# Input rows

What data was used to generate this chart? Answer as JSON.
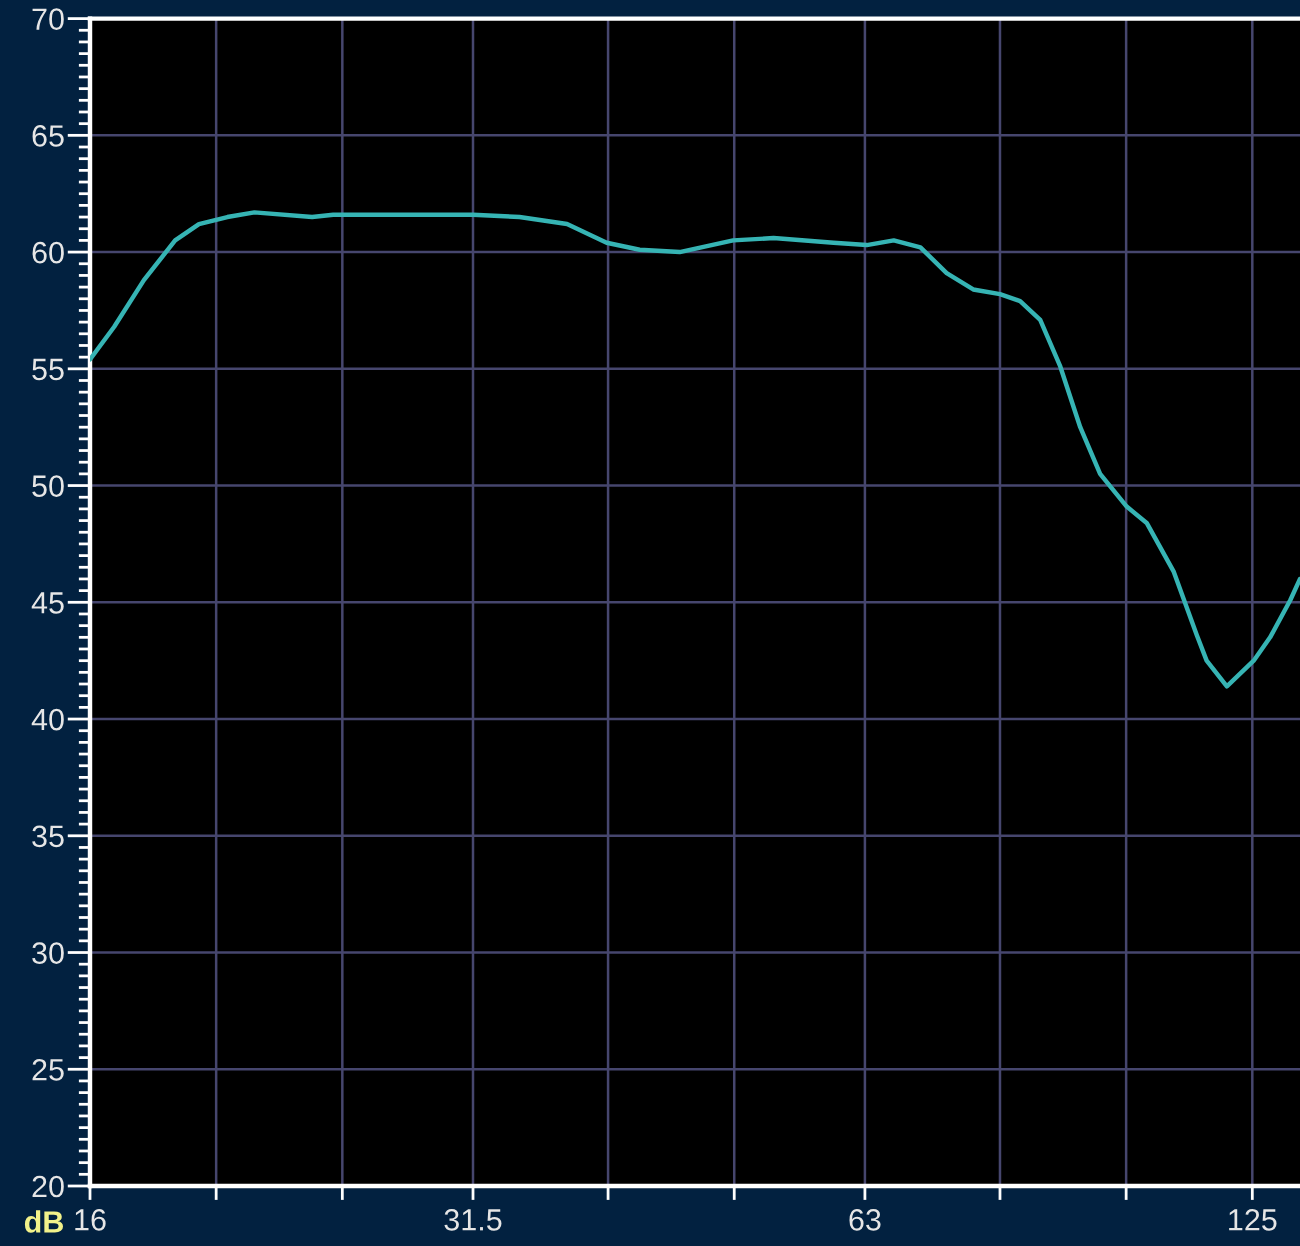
{
  "chart_data": {
    "type": "line",
    "ylabel": "dB",
    "x": [
      16,
      16.7,
      17.6,
      18.6,
      19.4,
      20.4,
      21.4,
      23.7,
      24.6,
      28.7,
      31.5,
      34.2,
      37.2,
      39.9,
      42.3,
      45.4,
      49.9,
      53.6,
      59.6,
      63.2,
      66.3,
      69.5,
      72.8,
      76.3,
      80,
      82.9,
      85.9,
      89,
      92.2,
      95.5,
      100.1,
      103.7,
      108.8,
      113.3,
      115.3,
      119.5,
      125.3,
      129,
      133.7,
      136
    ],
    "series": [
      {
        "color": "#36b4b4",
        "values": [
          55.4,
          56.8,
          58.8,
          60.5,
          61.2,
          61.5,
          61.7,
          61.5,
          61.6,
          61.6,
          61.6,
          61.5,
          61.2,
          60.4,
          60.1,
          60.0,
          60.5,
          60.6,
          60.4,
          60.3,
          60.5,
          60.2,
          59.1,
          58.4,
          58.2,
          57.9,
          57.1,
          55.1,
          52.5,
          50.5,
          49.1,
          48.4,
          46.3,
          43.6,
          42.5,
          41.4,
          42.5,
          43.5,
          45.1,
          46.0
        ]
      }
    ],
    "xlim": [
      16,
      136
    ],
    "ylim": [
      20,
      70
    ],
    "xticks": [
      16,
      {
        "value": 20,
        "label": null
      },
      {
        "value": 25,
        "label": null
      },
      31.5,
      {
        "value": 40,
        "label": null
      },
      {
        "value": 50,
        "label": null
      },
      63,
      {
        "value": 80,
        "label": null
      },
      {
        "value": 100,
        "label": null
      },
      125
    ],
    "yticks": [
      20,
      25,
      30,
      35,
      40,
      45,
      50,
      55,
      60,
      65,
      70
    ],
    "log": "x",
    "grid": true,
    "marker": "none",
    "line_style": "solid"
  }
}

# Exercise directions
Leave out the pictures and transcribe the entries above exactly.

# Finished task
What data was used to generate this chart? Answer as JSON.
{
  "chart_data": {
    "type": "line",
    "ylabel": "dB",
    "x": [
      16,
      16.7,
      17.6,
      18.6,
      19.4,
      20.4,
      21.4,
      23.7,
      24.6,
      28.7,
      31.5,
      34.2,
      37.2,
      39.9,
      42.3,
      45.4,
      49.9,
      53.6,
      59.6,
      63.2,
      66.3,
      69.5,
      72.8,
      76.3,
      80,
      82.9,
      85.9,
      89,
      92.2,
      95.5,
      100.1,
      103.7,
      108.8,
      113.3,
      115.3,
      119.5,
      125.3,
      129,
      133.7,
      136
    ],
    "series": [
      {
        "color": "#36b4b4",
        "values": [
          55.4,
          56.8,
          58.8,
          60.5,
          61.2,
          61.5,
          61.7,
          61.5,
          61.6,
          61.6,
          61.6,
          61.5,
          61.2,
          60.4,
          60.1,
          60.0,
          60.5,
          60.6,
          60.4,
          60.3,
          60.5,
          60.2,
          59.1,
          58.4,
          58.2,
          57.9,
          57.1,
          55.1,
          52.5,
          50.5,
          49.1,
          48.4,
          46.3,
          43.6,
          42.5,
          41.4,
          42.5,
          43.5,
          45.1,
          46.0
        ]
      }
    ],
    "xlim": [
      16,
      136
    ],
    "ylim": [
      20,
      70
    ],
    "xticks": [
      16,
      {
        "value": 20,
        "label": null
      },
      {
        "value": 25,
        "label": null
      },
      31.5,
      {
        "value": 40,
        "label": null
      },
      {
        "value": 50,
        "label": null
      },
      63,
      {
        "value": 80,
        "label": null
      },
      {
        "value": 100,
        "label": null
      },
      125
    ],
    "yticks": [
      20,
      25,
      30,
      35,
      40,
      45,
      50,
      55,
      60,
      65,
      70
    ],
    "log": "x",
    "grid": true,
    "marker": "none",
    "line_style": "solid"
  }
}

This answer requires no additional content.